───── Provided records

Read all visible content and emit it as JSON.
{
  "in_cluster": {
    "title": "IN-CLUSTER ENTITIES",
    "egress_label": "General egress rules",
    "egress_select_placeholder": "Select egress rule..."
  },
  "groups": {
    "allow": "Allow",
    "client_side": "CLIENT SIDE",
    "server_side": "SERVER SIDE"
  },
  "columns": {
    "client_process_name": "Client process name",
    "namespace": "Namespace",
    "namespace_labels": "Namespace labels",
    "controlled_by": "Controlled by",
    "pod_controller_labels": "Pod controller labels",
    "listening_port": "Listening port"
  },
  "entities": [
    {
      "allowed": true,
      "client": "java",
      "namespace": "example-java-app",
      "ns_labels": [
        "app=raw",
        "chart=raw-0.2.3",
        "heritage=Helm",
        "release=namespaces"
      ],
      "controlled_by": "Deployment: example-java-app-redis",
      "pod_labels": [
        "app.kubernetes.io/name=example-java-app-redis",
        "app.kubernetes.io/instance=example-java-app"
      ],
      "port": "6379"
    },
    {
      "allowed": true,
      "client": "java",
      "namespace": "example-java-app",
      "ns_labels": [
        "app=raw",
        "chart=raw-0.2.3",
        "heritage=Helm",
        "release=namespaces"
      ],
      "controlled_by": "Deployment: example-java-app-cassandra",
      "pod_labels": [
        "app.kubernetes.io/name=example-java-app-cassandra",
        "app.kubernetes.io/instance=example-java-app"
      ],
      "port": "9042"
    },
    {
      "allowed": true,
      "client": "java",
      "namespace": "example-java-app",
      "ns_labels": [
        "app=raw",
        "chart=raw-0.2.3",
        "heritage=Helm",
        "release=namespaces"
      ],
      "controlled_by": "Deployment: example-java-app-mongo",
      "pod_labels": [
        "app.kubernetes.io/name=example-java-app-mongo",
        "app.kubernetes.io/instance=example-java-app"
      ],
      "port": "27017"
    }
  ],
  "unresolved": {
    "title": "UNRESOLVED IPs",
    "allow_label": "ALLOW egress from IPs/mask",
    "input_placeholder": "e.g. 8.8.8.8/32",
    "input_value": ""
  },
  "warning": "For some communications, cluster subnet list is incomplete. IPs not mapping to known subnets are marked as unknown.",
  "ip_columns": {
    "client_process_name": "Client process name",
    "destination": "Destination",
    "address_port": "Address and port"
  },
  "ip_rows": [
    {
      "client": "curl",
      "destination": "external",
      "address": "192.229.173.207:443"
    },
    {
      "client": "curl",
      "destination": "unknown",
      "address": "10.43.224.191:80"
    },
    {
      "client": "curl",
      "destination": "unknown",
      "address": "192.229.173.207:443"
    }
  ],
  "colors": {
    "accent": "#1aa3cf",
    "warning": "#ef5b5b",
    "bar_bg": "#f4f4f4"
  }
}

──────────

__Your objective__. Restate the whole listing exactly, leaving out nothing.

__The response__.
Read all visible content and emit it as JSON.
{
  "in_cluster": {
    "title": "IN-CLUSTER ENTITIES",
    "egress_label": "General egress rules",
    "egress_select_placeholder": "Select egress rule..."
  },
  "groups": {
    "allow": "Allow",
    "client_side": "CLIENT SIDE",
    "server_side": "SERVER SIDE"
  },
  "columns": {
    "client_process_name": "Client process name",
    "namespace": "Namespace",
    "namespace_labels": "Namespace labels",
    "controlled_by": "Controlled by",
    "pod_controller_labels": "Pod controller labels",
    "listening_port": "Listening port"
  },
  "entities": [
    {
      "allowed": true,
      "client": "java",
      "namespace": "example-java-app",
      "ns_labels": [
        "app=raw",
        "chart=raw-0.2.3",
        "heritage=Helm",
        "release=namespaces"
      ],
      "controlled_by": "Deployment: example-java-app-redis",
      "pod_labels": [
        "app.kubernetes.io/name=example-java-app-redis",
        "app.kubernetes.io/instance=example-java-app"
      ],
      "port": "6379"
    },
    {
      "allowed": true,
      "client": "java",
      "namespace": "example-java-app",
      "ns_labels": [
        "app=raw",
        "chart=raw-0.2.3",
        "heritage=Helm",
        "release=namespaces"
      ],
      "controlled_by": "Deployment: example-java-app-cassandra",
      "pod_labels": [
        "app.kubernetes.io/name=example-java-app-cassandra",
        "app.kubernetes.io/instance=example-java-app"
      ],
      "port": "9042"
    },
    {
      "allowed": true,
      "client": "java",
      "namespace": "example-java-app",
      "ns_labels": [
        "app=raw",
        "chart=raw-0.2.3",
        "heritage=Helm",
        "release=namespaces"
      ],
      "controlled_by": "Deployment: example-java-app-mongo",
      "pod_labels": [
        "app.kubernetes.io/name=example-java-app-mongo",
        "app.kubernetes.io/instance=example-java-app"
      ],
      "port": "27017"
    }
  ],
  "unresolved": {
    "title": "UNRESOLVED IPs",
    "allow_label": "ALLOW egress from IPs/mask",
    "input_placeholder": "e.g. 8.8.8.8/32",
    "input_value": ""
  },
  "warning": "For some communications, cluster subnet list is incomplete. IPs not mapping to known subnets are marked as unknown.",
  "ip_columns": {
    "client_process_name": "Client process name",
    "destination": "Destination",
    "address_port": "Address and port"
  },
  "ip_rows": [
    {
      "client": "curl",
      "destination": "external",
      "address": "192.229.173.207:443"
    },
    {
      "client": "curl",
      "destination": "unknown",
      "address": "10.43.224.191:80"
    },
    {
      "client": "curl",
      "destination": "unknown",
      "address": "192.229.173.207:443"
    }
  ],
  "colors": {
    "accent": "#1aa3cf",
    "warning": "#ef5b5b",
    "bar_bg": "#f4f4f4"
  }
}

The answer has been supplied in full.